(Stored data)
···

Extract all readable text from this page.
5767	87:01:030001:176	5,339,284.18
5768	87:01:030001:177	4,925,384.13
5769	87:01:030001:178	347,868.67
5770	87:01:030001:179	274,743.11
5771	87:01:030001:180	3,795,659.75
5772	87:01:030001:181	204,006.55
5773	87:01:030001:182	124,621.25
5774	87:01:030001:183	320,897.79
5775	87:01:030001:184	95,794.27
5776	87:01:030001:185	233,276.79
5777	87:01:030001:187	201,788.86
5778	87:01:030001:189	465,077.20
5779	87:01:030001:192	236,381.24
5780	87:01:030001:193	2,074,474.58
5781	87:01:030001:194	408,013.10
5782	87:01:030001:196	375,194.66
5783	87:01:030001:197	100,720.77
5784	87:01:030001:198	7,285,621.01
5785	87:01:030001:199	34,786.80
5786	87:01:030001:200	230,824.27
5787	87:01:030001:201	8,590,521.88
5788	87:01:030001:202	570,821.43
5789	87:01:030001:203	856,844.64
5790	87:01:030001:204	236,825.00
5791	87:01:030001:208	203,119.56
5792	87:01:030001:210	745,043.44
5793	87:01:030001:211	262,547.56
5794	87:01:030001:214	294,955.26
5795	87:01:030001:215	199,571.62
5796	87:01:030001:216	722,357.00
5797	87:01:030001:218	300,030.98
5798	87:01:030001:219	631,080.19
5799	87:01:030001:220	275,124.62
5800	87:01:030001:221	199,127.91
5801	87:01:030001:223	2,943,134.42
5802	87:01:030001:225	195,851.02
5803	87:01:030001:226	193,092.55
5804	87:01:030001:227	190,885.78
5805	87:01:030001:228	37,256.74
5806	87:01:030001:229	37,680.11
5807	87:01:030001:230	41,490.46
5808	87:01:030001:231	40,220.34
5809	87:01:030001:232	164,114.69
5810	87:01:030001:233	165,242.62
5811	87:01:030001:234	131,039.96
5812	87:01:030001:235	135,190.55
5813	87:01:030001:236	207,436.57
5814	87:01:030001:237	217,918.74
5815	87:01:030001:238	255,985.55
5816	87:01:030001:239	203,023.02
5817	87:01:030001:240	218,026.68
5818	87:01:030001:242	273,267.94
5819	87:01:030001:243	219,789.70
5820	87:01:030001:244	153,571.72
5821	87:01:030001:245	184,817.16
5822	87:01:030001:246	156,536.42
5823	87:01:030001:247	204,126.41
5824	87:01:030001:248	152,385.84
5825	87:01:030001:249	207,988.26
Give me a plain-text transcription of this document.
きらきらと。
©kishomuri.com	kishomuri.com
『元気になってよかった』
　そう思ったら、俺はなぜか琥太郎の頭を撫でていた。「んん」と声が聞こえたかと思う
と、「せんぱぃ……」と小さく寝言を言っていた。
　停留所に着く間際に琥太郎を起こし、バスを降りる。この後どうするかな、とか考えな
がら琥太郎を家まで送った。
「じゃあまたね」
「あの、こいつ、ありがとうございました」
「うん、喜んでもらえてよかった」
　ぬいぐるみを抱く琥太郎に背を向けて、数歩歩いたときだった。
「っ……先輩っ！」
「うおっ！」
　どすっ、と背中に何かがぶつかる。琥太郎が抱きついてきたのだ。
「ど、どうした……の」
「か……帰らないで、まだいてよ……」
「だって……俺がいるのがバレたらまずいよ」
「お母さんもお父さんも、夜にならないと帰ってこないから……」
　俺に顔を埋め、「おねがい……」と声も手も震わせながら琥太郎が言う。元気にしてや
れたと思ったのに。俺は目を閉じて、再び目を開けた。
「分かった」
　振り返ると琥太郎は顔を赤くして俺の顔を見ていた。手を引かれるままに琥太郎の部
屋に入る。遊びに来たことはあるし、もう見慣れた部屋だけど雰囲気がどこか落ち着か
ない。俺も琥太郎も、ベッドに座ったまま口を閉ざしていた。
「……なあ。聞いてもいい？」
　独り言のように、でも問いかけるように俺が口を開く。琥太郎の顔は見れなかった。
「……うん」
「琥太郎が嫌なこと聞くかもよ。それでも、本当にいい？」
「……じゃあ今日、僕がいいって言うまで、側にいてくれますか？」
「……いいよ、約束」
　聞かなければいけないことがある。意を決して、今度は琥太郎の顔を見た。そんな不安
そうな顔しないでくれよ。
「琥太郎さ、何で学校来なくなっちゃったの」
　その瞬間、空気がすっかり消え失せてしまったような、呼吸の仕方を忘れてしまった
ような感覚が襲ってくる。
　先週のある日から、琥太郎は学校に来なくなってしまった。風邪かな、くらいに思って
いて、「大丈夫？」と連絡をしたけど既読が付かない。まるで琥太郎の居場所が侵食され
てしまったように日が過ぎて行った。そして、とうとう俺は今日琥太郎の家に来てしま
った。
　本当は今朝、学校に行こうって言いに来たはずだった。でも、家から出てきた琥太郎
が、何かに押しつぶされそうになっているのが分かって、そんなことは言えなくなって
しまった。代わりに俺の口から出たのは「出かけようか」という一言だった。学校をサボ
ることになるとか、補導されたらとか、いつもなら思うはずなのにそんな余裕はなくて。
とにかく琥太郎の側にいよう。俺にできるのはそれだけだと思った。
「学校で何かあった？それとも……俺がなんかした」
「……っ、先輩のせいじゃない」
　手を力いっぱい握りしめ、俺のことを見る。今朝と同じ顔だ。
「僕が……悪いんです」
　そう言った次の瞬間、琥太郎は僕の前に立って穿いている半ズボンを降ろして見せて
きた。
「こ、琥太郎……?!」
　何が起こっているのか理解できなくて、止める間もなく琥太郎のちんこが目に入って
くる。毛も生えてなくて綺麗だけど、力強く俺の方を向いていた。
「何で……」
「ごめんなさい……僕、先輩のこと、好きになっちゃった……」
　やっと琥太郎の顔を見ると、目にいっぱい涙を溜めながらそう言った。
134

···

[WHAT THE TASK REQUIRES] Take the lines above and print them exactly.

[EXERCISE OUTPUT]
Extract all readable text from this page.
5767	87:01:030001:176	5,339,284.18
5768	87:01:030001:177	4,925,384.13
5769	87:01:030001:178	347,868.67
5770	87:01:030001:179	274,743.11
5771	87:01:030001:180	3,795,659.75
5772	87:01:030001:181	204,006.55
5773	87:01:030001:182	124,621.25
5774	87:01:030001:183	320,897.79
5775	87:01:030001:184	95,794.27
5776	87:01:030001:185	233,276.79
5777	87:01:030001:187	201,788.86
5778	87:01:030001:189	465,077.20
5779	87:01:030001:192	236,381.24
5780	87:01:030001:193	2,074,474.58
5781	87:01:030001:194	408,013.10
5782	87:01:030001:196	375,194.66
5783	87:01:030001:197	100,720.77
5784	87:01:030001:198	7,285,621.01
5785	87:01:030001:199	34,786.80
5786	87:01:030001:200	230,824.27
5787	87:01:030001:201	8,590,521.88
5788	87:01:030001:202	570,821.43
5789	87:01:030001:203	856,844.64
5790	87:01:030001:204	236,825.00
5791	87:01:030001:208	203,119.56
5792	87:01:030001:210	745,043.44
5793	87:01:030001:211	262,547.56
5794	87:01:030001:214	294,955.26
5795	87:01:030001:215	199,571.62
5796	87:01:030001:216	722,357.00
5797	87:01:030001:218	300,030.98
5798	87:01:030001:219	631,080.19
5799	87:01:030001:220	275,124.62
5800	87:01:030001:221	199,127.91
5801	87:01:030001:223	2,943,134.42
5802	87:01:030001:225	195,851.02
5803	87:01:030001:226	193,092.55
5804	87:01:030001:227	190,885.78
5805	87:01:030001:228	37,256.74
5806	87:01:030001:229	37,680.11
5807	87:01:030001:230	41,490.46
5808	87:01:030001:231	40,220.34
5809	87:01:030001:232	164,114.69
5810	87:01:030001:233	165,242.62
5811	87:01:030001:234	131,039.96
5812	87:01:030001:235	135,190.55
5813	87:01:030001:236	207,436.57
5814	87:01:030001:237	217,918.74
5815	87:01:030001:238	255,985.55
5816	87:01:030001:239	203,023.02
5817	87:01:030001:240	218,026.68
5818	87:01:030001:242	273,267.94
5819	87:01:030001:243	219,789.70
5820	87:01:030001:244	153,571.72
5821	87:01:030001:245	184,817.16
5822	87:01:030001:246	156,536.42
5823	87:01:030001:247	204,126.41
5824	87:01:030001:248	152,385.84
5825	87:01:030001:249	207,988.26
Give me a plain-text transcription of this document.
きらきらと。
©kishomuri.com	kishomuri.com
『元気になってよかった』
　そう思ったら、俺はなぜか琥太郎の頭を撫でていた。「んん」と声が聞こえたかと思う
と、「せんぱぃ……」と小さく寝言を言っていた。
　停留所に着く間際に琥太郎を起こし、バスを降りる。この後どうするかな、とか考えな
がら琥太郎を家まで送った。
「じゃあまたね」
「あの、こいつ、ありがとうございました」
「うん、喜んでもらえてよかった」
　ぬいぐるみを抱く琥太郎に背を向けて、数歩歩いたときだった。
「っ……先輩っ！」
「うおっ！」
　どすっ、と背中に何かがぶつかる。琥太郎が抱きついてきたのだ。
「ど、どうした……の」
「か……帰らないで、まだいてよ……」
「だって……俺がいるのがバレたらまずいよ」
「お母さんもお父さんも、夜にならないと帰ってこないから……」
　俺に顔を埋め、「おねがい……」と声も手も震わせながら琥太郎が言う。元気にしてや
れたと思ったのに。俺は目を閉じて、再び目を開けた。
「分かった」
　振り返ると琥太郎は顔を赤くして俺の顔を見ていた。手を引かれるままに琥太郎の部
屋に入る。遊びに来たことはあるし、もう見慣れた部屋だけど雰囲気がどこか落ち着か
ない。俺も琥太郎も、ベッドに座ったまま口を閉ざしていた。
「……なあ。聞いてもいい？」
　独り言のように、でも問いかけるように俺が口を開く。琥太郎の顔は見れなかった。
「……うん」
「琥太郎が嫌なこと聞くかもよ。それでも、本当にいい？」
「……じゃあ今日、僕がいいって言うまで、側にいてくれますか？」
「……いいよ、約束」
　聞かなければいけないことがある。意を決して、今度は琥太郎の顔を見た。そんな不安
そうな顔しないでくれよ。
「琥太郎さ、何で学校来なくなっちゃったの」
　その瞬間、空気がすっかり消え失せてしまったような、呼吸の仕方を忘れてしまった
ような感覚が襲ってくる。
　先週のある日から、琥太郎は学校に来なくなってしまった。風邪かな、くらいに思って
いて、「大丈夫？」と連絡をしたけど既読が付かない。まるで琥太郎の居場所が侵食され
てしまったように日が過ぎて行った。そして、とうとう俺は今日琥太郎の家に来てしま
った。
　本当は今朝、学校に行こうって言いに来たはずだった。でも、家から出てきた琥太郎
が、何かに押しつぶされそうになっているのが分かって、そんなことは言えなくなって
しまった。代わりに俺の口から出たのは「出かけようか」という一言だった。学校をサボ
ることになるとか、補導されたらとか、いつもなら思うはずなのにそんな余裕はなくて。
とにかく琥太郎の側にいよう。俺にできるのはそれだけだと思った。
「学校で何かあった？それとも……俺がなんかした」
「……っ、先輩のせいじゃない」
　手を力いっぱい握りしめ、俺のことを見る。今朝と同じ顔だ。
「僕が……悪いんです」
　そう言った次の瞬間、琥太郎は僕の前に立って穿いている半ズボンを降ろして見せて
きた。
「こ、琥太郎……?!」
　何が起こっているのか理解できなくて、止める間もなく琥太郎のちんこが目に入って
くる。毛も生えてなくて綺麗だけど、力強く俺の方を向いていた。
「何で……」
「ごめんなさい……僕、先輩のこと、好きになっちゃった……」
　やっと琥太郎の顔を見ると、目にいっぱい涙を溜めながらそう言った。
134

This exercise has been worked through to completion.